* Given task *
Records follow. Pull out every line that contains "pueden".

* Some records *
+-------+

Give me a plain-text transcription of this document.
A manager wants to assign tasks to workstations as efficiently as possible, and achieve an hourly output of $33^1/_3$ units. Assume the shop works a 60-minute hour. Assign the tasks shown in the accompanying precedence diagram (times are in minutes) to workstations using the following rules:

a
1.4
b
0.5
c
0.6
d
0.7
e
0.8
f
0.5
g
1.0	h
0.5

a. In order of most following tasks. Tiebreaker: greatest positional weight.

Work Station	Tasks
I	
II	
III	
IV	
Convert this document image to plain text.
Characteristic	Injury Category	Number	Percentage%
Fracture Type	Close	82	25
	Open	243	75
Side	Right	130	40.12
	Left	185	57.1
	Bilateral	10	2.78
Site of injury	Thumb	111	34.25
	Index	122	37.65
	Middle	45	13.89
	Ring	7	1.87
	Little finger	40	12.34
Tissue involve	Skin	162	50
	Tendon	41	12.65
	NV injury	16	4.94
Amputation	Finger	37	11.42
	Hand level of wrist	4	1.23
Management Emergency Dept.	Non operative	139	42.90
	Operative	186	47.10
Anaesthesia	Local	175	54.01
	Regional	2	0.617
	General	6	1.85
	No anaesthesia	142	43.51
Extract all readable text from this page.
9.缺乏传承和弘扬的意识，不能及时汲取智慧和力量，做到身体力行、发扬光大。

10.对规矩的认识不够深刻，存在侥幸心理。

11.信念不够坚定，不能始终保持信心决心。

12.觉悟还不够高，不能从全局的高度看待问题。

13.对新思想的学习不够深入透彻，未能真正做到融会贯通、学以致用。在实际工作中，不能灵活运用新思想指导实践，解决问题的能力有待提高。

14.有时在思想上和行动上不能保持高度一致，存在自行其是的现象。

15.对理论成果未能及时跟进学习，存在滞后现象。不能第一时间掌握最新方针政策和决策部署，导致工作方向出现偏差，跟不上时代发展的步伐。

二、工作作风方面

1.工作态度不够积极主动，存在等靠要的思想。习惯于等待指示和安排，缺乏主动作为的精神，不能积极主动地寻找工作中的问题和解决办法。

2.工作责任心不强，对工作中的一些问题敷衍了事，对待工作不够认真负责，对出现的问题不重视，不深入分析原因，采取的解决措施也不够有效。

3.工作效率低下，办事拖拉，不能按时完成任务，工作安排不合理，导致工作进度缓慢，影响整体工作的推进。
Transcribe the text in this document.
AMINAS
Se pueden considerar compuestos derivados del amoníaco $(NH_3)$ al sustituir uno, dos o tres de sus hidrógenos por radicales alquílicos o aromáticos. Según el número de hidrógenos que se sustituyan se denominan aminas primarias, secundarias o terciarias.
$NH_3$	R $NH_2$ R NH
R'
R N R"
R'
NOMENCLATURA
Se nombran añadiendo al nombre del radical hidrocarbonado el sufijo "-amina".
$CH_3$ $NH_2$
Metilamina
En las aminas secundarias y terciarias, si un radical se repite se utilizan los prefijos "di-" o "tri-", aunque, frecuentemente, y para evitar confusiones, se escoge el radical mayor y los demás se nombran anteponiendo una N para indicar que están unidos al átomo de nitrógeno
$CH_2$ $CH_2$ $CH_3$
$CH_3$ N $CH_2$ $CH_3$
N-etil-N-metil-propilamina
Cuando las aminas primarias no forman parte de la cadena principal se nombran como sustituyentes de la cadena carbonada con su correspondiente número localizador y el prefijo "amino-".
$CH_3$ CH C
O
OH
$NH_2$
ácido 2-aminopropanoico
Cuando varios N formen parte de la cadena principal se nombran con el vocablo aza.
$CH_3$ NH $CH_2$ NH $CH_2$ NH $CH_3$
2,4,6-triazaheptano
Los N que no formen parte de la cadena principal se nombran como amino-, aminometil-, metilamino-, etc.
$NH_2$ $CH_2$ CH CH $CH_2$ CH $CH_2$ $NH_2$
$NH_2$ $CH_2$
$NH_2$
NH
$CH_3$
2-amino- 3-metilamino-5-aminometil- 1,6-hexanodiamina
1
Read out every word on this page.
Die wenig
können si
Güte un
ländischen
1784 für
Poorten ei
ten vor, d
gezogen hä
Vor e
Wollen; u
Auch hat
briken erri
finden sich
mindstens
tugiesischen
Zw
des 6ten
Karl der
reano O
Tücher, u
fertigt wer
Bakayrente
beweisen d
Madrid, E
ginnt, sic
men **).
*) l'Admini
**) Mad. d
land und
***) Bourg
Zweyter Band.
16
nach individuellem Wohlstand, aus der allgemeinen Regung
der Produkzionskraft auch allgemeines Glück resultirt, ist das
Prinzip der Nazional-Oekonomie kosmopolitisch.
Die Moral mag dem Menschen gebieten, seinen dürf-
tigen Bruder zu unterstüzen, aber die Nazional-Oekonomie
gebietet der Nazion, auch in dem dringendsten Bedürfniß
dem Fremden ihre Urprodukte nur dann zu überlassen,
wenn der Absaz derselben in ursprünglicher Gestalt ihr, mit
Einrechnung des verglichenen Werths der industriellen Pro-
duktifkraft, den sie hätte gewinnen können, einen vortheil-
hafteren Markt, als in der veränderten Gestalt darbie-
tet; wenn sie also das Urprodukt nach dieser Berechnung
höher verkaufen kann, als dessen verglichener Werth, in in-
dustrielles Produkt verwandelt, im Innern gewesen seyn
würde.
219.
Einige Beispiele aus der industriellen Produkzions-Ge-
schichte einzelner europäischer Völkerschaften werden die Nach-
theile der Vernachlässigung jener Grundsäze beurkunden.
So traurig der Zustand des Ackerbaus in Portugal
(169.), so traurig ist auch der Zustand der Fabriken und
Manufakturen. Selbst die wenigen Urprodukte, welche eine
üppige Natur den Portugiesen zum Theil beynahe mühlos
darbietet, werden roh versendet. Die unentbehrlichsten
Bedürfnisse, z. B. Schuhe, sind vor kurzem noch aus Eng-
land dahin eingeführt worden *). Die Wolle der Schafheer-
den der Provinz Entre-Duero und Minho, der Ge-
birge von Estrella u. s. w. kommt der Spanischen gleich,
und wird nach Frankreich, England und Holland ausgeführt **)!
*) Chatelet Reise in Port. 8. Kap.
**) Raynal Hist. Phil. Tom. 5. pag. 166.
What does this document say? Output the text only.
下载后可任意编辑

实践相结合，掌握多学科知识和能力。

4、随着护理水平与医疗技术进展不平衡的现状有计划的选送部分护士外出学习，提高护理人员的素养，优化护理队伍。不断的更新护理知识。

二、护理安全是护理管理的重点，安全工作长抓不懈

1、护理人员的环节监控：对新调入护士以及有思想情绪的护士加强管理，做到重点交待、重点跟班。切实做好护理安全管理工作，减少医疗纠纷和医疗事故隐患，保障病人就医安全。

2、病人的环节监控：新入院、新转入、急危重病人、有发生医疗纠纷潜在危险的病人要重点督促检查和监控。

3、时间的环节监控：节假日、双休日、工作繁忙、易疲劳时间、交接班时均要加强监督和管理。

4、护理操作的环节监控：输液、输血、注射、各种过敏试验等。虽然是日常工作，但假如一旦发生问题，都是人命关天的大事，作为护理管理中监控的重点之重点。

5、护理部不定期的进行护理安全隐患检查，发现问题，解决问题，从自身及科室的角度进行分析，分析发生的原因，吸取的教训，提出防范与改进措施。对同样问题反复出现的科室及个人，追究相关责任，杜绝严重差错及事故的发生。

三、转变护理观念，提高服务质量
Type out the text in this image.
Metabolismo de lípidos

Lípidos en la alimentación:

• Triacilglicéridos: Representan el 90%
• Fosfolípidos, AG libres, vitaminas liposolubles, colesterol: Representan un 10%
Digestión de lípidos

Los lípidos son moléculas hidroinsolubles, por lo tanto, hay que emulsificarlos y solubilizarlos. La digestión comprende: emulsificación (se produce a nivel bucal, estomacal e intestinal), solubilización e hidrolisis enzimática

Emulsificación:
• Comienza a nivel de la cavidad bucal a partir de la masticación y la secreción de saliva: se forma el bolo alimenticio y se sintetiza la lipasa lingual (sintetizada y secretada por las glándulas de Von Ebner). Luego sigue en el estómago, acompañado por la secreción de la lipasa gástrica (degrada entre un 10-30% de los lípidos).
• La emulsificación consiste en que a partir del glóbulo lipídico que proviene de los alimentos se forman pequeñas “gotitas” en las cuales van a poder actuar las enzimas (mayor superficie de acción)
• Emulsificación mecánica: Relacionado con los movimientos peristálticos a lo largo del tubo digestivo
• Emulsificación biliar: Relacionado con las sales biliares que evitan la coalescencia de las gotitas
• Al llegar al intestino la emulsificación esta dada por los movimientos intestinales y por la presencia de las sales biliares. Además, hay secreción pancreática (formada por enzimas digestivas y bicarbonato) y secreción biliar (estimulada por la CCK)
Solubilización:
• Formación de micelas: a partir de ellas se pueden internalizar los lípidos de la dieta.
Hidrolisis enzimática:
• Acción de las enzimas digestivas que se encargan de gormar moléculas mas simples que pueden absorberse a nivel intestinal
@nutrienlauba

+-------+

* Solved problem *
Se pueden considerar compuestos derivados del amoníaco $(NH_3)$ al sustituir uno, dos o tres de sus hidrógenos por radicales alquílicos o aromáticos. Según el número de hidrógenos que se sustituyan se denominan aminas primarias, secundarias o terciarias.
• Formación de micelas: a partir de ellas se pueden internalizar los lípidos de la dieta.
• Acción de las enzimas digestivas que se encargan de gormar moléculas mas simples que pueden absorberse a nivel intestinal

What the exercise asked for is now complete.